::: EXTRACTED INFORMATION

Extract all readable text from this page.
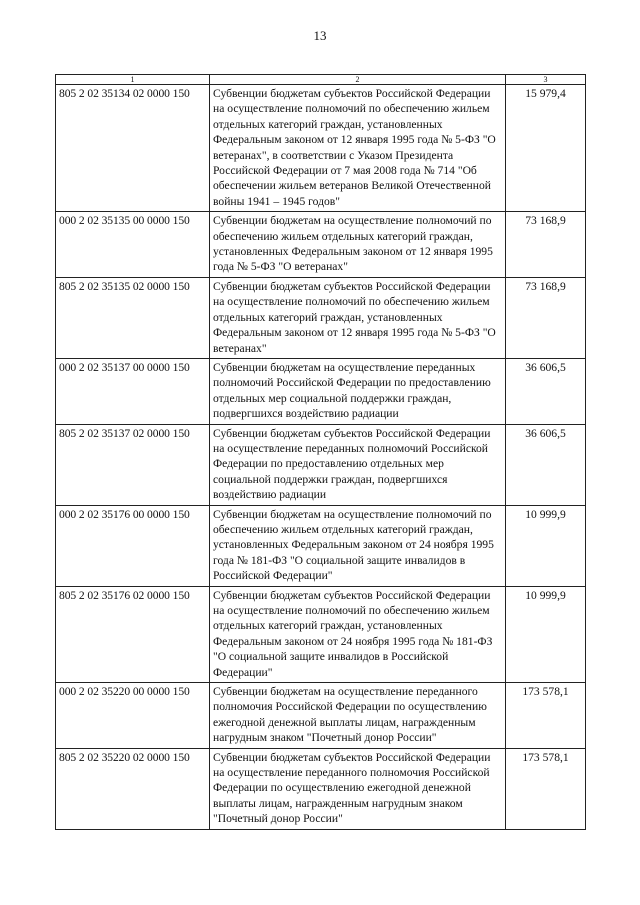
13
1	2	3
805 2 02 35134 02 0000 150	Субвенции бюджетам субъектов Российской Федерации на осуществление полномочий по обеспечению жильем отдельных категорий граждан, установленных Федеральным законом от 12 января 1995 года № 5-ФЗ "О ветеранах", в соответствии с Указом Президента Российской Федерации от 7 мая 2008 года № 714 "Об обеспечении жильем ветеранов Великой Отечественной войны 1941 – 1945 годов"	15 979,4
000 2 02 35135 00 0000 150	Субвенции бюджетам на осуществление полномочий по обеспечению жильем отдельных категорий граждан, установленных Федеральным законом от 12 января 1995 года № 5-ФЗ "О ветеранах"	73 168,9
805 2 02 35135 02 0000 150	Субвенции бюджетам субъектов Российской Федерации на осуществление полномочий по обеспечению жильем отдельных категорий граждан, установленных Федеральным законом от 12 января 1995 года № 5-ФЗ "О ветеранах"	73 168,9
000 2 02 35137 00 0000 150	Субвенции бюджетам на осуществление переданных полномочий Российской Федерации по предоставлению отдельных мер социальной поддержки граждан, подвергшихся воздействию радиации	36 606,5
805 2 02 35137 02 0000 150	Субвенции бюджетам субъектов Российской Федерации на осуществление переданных полномочий Российской Федерации по предоставлению отдельных мер социальной поддержки граждан, подвергшихся воздействию радиации	36 606,5
000 2 02 35176 00 0000 150	Субвенции бюджетам на осуществление полномочий по обеспечению жильем отдельных категорий граждан, установленных Федеральным законом от 24 ноября 1995 года № 181-ФЗ "О социальной защите инвалидов в Российской Федерации"	10 999,9
805 2 02 35176 02 0000 150	Субвенции бюджетам субъектов Российской Федерации на осуществление полномочий по обеспечению жильем отдельных категорий граждан, установленных Федеральным законом от 24 ноября 1995 года № 181-ФЗ "О социальной защите инвалидов в Российской Федерации"	10 999,9
000 2 02 35220 00 0000 150	Субвенции бюджетам на осуществление переданного полномочия Российской Федерации по осуществлению ежегодной денежной выплаты лицам, награжденным нагрудным знаком "Почетный донор России"	173 578,1
805 2 02 35220 02 0000 150	Субвенции бюджетам субъектов Российской Федерации на осуществление переданного полномочия Российской Федерации по осуществлению ежегодной денежной выплаты лицам, награжденным нагрудным знаком "Почетный донор России"	173 578,1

::::::

### THE PROBLEM
Say how many lines of the data include the word "ветеранах". Respond with the number alone.

### EXERCISE ANSWER
3